Return exactly the span of lines that opens with the line containing "Transcribe this image's" and closes with the last line of the data, inclusive.

- - - - -

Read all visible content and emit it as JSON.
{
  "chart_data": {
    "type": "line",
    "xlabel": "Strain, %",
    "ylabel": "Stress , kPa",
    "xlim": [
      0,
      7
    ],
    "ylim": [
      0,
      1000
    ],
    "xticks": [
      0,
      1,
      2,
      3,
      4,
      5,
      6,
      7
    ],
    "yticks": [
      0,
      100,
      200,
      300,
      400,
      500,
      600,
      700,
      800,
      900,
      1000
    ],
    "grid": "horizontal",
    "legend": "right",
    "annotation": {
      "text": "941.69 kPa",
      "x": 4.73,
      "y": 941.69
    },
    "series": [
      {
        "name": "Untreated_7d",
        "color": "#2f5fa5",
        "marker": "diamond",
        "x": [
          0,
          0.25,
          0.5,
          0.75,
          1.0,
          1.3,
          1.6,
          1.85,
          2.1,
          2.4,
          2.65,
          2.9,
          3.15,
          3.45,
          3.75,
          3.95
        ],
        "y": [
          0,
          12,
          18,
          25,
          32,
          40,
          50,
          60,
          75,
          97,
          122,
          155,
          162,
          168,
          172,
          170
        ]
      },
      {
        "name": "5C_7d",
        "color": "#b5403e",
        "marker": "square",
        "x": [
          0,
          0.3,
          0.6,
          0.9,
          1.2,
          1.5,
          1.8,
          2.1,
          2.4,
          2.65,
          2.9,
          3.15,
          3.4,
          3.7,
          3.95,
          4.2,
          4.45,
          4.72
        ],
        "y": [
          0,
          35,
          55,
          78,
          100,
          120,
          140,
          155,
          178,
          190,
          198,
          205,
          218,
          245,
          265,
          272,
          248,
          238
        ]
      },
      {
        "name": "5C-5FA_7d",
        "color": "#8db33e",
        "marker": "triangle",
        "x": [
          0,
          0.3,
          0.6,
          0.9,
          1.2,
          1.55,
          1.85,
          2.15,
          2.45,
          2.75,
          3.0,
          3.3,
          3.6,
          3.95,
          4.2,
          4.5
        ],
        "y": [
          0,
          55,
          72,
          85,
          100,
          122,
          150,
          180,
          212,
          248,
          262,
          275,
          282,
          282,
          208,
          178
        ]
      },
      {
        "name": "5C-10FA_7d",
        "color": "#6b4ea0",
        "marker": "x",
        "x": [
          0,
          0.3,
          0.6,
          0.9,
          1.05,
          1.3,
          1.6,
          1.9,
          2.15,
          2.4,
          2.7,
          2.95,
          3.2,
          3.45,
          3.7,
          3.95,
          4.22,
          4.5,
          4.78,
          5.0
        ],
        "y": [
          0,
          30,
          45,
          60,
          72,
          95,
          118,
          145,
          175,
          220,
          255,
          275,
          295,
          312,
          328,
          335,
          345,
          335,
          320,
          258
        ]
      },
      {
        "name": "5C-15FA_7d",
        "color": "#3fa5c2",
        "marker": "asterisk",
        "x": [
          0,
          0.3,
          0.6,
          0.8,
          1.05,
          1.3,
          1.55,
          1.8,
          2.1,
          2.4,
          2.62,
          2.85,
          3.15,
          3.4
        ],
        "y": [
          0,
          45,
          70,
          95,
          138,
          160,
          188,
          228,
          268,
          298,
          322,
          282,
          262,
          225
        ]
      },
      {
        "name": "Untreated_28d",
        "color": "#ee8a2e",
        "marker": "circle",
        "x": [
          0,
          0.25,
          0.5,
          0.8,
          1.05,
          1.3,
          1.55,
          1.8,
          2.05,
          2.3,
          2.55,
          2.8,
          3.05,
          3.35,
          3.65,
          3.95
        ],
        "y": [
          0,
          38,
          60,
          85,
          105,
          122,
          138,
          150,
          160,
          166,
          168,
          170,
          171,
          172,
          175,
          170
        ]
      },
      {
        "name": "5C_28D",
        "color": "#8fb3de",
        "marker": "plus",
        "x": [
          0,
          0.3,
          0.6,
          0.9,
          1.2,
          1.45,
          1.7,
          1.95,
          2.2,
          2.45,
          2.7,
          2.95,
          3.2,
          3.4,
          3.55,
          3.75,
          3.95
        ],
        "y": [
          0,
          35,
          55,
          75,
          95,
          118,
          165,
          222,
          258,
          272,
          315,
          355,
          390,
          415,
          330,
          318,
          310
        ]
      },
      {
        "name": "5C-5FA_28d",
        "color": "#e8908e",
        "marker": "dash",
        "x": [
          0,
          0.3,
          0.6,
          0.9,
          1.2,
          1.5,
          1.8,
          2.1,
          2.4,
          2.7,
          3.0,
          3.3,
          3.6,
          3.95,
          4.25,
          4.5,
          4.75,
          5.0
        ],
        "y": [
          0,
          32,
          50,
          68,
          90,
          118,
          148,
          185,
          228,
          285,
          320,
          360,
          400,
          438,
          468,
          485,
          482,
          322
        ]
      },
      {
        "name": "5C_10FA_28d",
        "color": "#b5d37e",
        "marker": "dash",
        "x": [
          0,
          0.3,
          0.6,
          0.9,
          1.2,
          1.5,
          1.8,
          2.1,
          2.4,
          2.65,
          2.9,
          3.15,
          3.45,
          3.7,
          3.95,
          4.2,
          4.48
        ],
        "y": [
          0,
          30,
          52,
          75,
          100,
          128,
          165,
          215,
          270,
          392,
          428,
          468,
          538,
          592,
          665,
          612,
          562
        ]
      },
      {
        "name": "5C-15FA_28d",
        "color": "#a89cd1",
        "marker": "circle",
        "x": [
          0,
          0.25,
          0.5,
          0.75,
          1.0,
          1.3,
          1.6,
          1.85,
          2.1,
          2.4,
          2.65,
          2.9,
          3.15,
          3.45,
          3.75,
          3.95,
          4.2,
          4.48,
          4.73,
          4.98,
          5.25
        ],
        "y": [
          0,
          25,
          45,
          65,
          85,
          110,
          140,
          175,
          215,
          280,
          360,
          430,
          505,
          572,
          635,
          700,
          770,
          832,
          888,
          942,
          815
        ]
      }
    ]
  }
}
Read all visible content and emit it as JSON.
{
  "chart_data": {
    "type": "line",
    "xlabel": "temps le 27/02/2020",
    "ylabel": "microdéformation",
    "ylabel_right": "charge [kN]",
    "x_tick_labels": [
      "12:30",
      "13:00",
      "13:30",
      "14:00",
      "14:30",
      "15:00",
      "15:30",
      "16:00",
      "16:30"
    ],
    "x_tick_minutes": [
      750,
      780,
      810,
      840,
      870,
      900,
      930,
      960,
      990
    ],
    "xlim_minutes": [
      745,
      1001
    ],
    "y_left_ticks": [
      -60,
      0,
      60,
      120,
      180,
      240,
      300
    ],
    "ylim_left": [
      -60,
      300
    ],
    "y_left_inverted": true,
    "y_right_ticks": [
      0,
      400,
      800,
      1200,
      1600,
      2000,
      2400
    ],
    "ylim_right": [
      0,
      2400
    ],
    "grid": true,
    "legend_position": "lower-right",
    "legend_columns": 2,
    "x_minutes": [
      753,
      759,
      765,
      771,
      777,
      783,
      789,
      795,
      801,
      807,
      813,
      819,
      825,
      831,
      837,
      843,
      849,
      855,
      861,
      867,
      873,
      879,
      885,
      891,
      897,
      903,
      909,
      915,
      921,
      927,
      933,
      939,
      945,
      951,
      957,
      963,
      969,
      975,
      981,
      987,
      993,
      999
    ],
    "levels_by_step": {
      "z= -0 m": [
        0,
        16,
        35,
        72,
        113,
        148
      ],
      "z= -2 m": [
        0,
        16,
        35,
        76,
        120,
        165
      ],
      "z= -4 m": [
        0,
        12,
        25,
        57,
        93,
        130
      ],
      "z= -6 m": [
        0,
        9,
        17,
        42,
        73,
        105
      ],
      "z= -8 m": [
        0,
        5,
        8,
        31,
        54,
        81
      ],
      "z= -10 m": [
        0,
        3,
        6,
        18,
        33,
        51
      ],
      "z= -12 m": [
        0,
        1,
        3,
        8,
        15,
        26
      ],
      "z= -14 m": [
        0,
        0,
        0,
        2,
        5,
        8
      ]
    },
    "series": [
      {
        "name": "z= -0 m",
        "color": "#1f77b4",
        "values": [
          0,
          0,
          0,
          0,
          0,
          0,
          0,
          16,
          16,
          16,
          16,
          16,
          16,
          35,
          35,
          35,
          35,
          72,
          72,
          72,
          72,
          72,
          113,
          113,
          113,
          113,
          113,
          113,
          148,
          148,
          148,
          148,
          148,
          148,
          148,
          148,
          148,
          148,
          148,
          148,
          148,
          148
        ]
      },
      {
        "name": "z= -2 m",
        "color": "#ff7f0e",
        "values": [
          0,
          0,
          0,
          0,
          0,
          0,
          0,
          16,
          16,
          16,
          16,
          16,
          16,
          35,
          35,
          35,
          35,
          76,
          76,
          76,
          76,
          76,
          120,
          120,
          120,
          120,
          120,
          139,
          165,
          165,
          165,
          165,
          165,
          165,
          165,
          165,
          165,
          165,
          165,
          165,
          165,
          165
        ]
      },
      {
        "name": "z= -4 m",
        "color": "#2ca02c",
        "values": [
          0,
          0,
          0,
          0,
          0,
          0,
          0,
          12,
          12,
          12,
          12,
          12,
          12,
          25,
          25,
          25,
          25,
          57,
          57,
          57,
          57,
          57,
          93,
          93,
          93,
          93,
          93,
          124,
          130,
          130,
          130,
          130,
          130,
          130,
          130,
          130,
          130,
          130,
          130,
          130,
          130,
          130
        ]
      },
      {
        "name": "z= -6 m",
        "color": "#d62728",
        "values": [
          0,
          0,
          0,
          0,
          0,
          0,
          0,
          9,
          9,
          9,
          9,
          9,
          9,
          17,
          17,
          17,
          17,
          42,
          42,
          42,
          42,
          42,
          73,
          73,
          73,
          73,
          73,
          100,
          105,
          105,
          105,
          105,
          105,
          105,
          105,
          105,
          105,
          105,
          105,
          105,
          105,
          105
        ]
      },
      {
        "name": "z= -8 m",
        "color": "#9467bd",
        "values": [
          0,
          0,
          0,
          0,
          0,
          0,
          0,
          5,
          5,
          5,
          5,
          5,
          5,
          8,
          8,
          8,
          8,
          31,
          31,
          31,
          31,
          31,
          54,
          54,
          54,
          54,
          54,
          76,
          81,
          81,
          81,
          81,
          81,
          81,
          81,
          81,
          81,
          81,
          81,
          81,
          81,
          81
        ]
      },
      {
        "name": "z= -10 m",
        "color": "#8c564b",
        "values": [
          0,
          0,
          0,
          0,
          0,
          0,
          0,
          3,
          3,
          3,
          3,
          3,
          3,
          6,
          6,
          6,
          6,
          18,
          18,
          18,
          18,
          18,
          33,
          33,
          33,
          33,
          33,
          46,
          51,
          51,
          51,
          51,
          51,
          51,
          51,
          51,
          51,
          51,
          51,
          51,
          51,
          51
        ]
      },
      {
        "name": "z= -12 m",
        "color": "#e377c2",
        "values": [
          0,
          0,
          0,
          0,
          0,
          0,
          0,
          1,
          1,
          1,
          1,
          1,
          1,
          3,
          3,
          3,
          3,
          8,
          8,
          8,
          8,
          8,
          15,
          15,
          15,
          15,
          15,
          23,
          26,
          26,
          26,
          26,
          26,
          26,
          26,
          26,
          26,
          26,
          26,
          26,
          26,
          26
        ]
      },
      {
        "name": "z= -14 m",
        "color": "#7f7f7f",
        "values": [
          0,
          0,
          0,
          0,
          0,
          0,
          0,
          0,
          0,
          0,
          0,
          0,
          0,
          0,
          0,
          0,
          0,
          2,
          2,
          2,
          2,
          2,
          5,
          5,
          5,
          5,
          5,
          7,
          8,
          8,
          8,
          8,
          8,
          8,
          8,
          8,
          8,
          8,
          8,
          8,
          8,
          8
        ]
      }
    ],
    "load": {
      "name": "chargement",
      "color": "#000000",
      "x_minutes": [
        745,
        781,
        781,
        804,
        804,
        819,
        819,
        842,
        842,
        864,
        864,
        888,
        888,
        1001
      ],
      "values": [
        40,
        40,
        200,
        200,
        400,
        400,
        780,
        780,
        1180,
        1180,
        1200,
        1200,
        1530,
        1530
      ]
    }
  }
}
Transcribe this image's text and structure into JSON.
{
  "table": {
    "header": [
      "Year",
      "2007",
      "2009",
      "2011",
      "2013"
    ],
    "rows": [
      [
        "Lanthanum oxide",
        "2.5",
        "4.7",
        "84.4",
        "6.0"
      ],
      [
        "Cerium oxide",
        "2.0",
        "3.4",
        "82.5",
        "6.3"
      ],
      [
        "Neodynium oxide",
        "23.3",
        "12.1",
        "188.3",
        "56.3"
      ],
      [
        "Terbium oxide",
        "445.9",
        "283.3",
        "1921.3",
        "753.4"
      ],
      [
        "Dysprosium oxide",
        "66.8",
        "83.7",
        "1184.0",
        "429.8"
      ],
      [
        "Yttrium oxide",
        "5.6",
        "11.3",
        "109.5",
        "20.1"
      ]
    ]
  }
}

- - - - -

## COMPLETED EXERCISE:
Transcribe this image's text and structure into JSON.
{
  "table": {
    "header": [
      "Year",
      "2007",
      "2009",
      "2011",
      "2013"
    ],
    "rows": [
      [
        "Lanthanum oxide",
        "2.5",
        "4.7",
        "84.4",
        "6.0"
      ],
      [
        "Cerium oxide",
        "2.0",
        "3.4",
        "82.5",
        "6.3"
      ],
      [
        "Neodynium oxide",
        "23.3",
        "12.1",
        "188.3",
        "56.3"
      ],
      [
        "Terbium oxide",
        "445.9",
        "283.3",
        "1921.3",
        "753.4"
      ],
      [
        "Dysprosium oxide",
        "66.8",
        "83.7",
        "1184.0",
        "429.8"
      ],
      [
        "Yttrium oxide",
        "5.6",
        "11.3",
        "109.5",
        "20.1"
      ]
    ]
  }
}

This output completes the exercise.